● The task:
Drop the pictures, then extract the listing word for word.

● Recorded information:
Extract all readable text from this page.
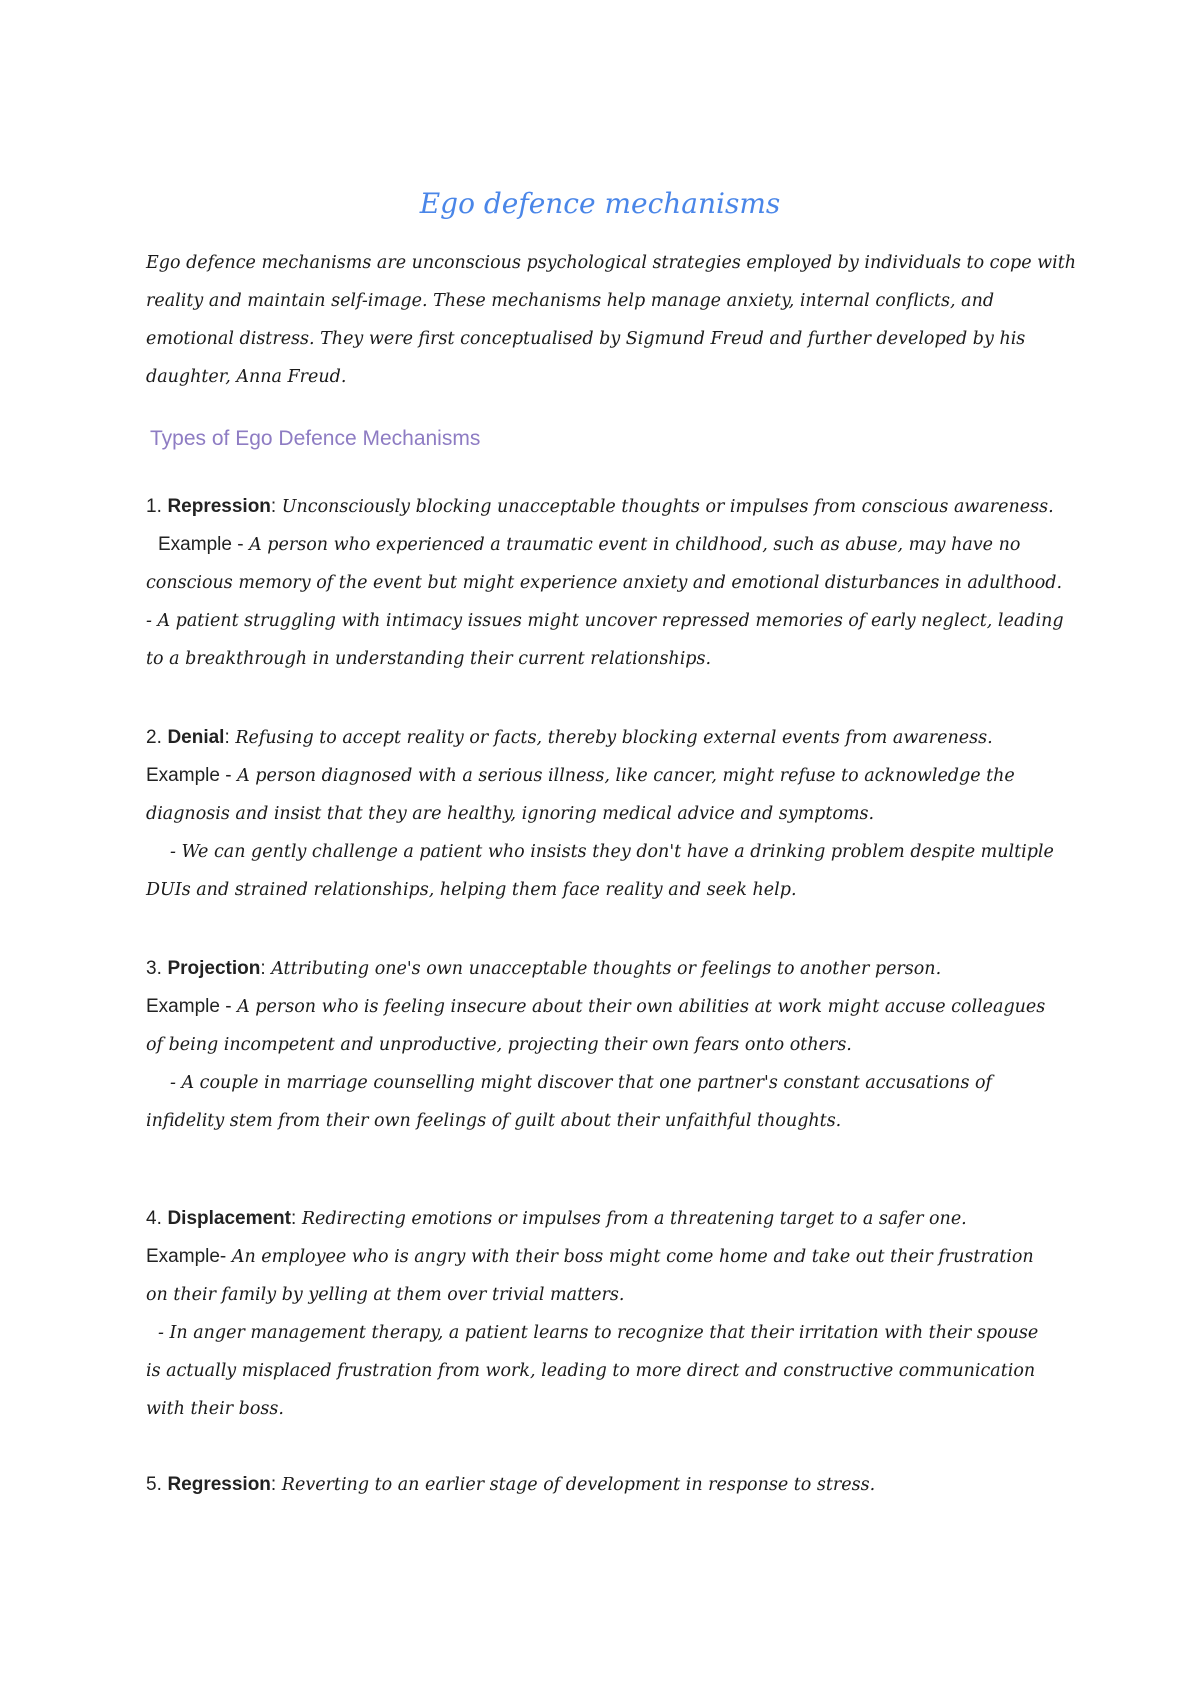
Ego defence mechanisms
Ego defence mechanisms are unconscious psychological strategies employed by individuals to cope with
reality and maintain self-image. These mechanisms help manage anxiety, internal conflicts, and
emotional distress. They were first conceptualised by Sigmund Freud and further developed by his
daughter, Anna Freud.
Types of Ego Defence Mechanisms
1. Repression: Unconsciously blocking unacceptable thoughts or impulses from conscious awareness.
Example - A person who experienced a traumatic event in childhood, such as abuse, may have no
conscious memory of the event but might experience anxiety and emotional disturbances in adulthood.
- A patient struggling with intimacy issues might uncover repressed memories of early neglect, leading
to a breakthrough in understanding their current relationships.
2. Denial: Refusing to accept reality or facts, thereby blocking external events from awareness.
Example - A person diagnosed with a serious illness, like cancer, might refuse to acknowledge the
diagnosis and insist that they are healthy, ignoring medical advice and symptoms.
- We can gently challenge a patient who insists they don't have a drinking problem despite multiple
DUIs and strained relationships, helping them face reality and seek help.
3. Projection: Attributing one's own unacceptable thoughts or feelings to another person.
Example - A person who is feeling insecure about their own abilities at work might accuse colleagues
of being incompetent and unproductive, projecting their own fears onto others.
- A couple in marriage counselling might discover that one partner's constant accusations of
infidelity stem from their own feelings of guilt about their unfaithful thoughts.
4. Displacement: Redirecting emotions or impulses from a threatening target to a safer one.
Example- An employee who is angry with their boss might come home and take out their frustration
on their family by yelling at them over trivial matters.
- In anger management therapy, a patient learns to recognize that their irritation with their spouse
is actually misplaced frustration from work, leading to more direct and constructive communication
with their boss.
5. Regression: Reverting to an earlier stage of development in response to stress.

● Exercise answer:
Extract all readable text from this page.
Ego defence mechanisms
Ego defence mechanisms are unconscious psychological strategies employed by individuals to cope with
reality and maintain self-image. These mechanisms help manage anxiety, internal conflicts, and
emotional distress. They were first conceptualised by Sigmund Freud and further developed by his
daughter, Anna Freud.
Types of Ego Defence Mechanisms
1. Repression: Unconsciously blocking unacceptable thoughts or impulses from conscious awareness.
Example - A person who experienced a traumatic event in childhood, such as abuse, may have no
conscious memory of the event but might experience anxiety and emotional disturbances in adulthood.
- A patient struggling with intimacy issues might uncover repressed memories of early neglect, leading
to a breakthrough in understanding their current relationships.
2. Denial: Refusing to accept reality or facts, thereby blocking external events from awareness.
Example - A person diagnosed with a serious illness, like cancer, might refuse to acknowledge the
diagnosis and insist that they are healthy, ignoring medical advice and symptoms.
- We can gently challenge a patient who insists they don't have a drinking problem despite multiple
DUIs and strained relationships, helping them face reality and seek help.
3. Projection: Attributing one's own unacceptable thoughts or feelings to another person.
Example - A person who is feeling insecure about their own abilities at work might accuse colleagues
of being incompetent and unproductive, projecting their own fears onto others.
- A couple in marriage counselling might discover that one partner's constant accusations of
infidelity stem from their own feelings of guilt about their unfaithful thoughts.
4. Displacement: Redirecting emotions or impulses from a threatening target to a safer one.
Example- An employee who is angry with their boss might come home and take out their frustration
on their family by yelling at them over trivial matters.
- In anger management therapy, a patient learns to recognize that their irritation with their spouse
is actually misplaced frustration from work, leading to more direct and constructive communication
with their boss.
5. Regression: Reverting to an earlier stage of development in response to stress.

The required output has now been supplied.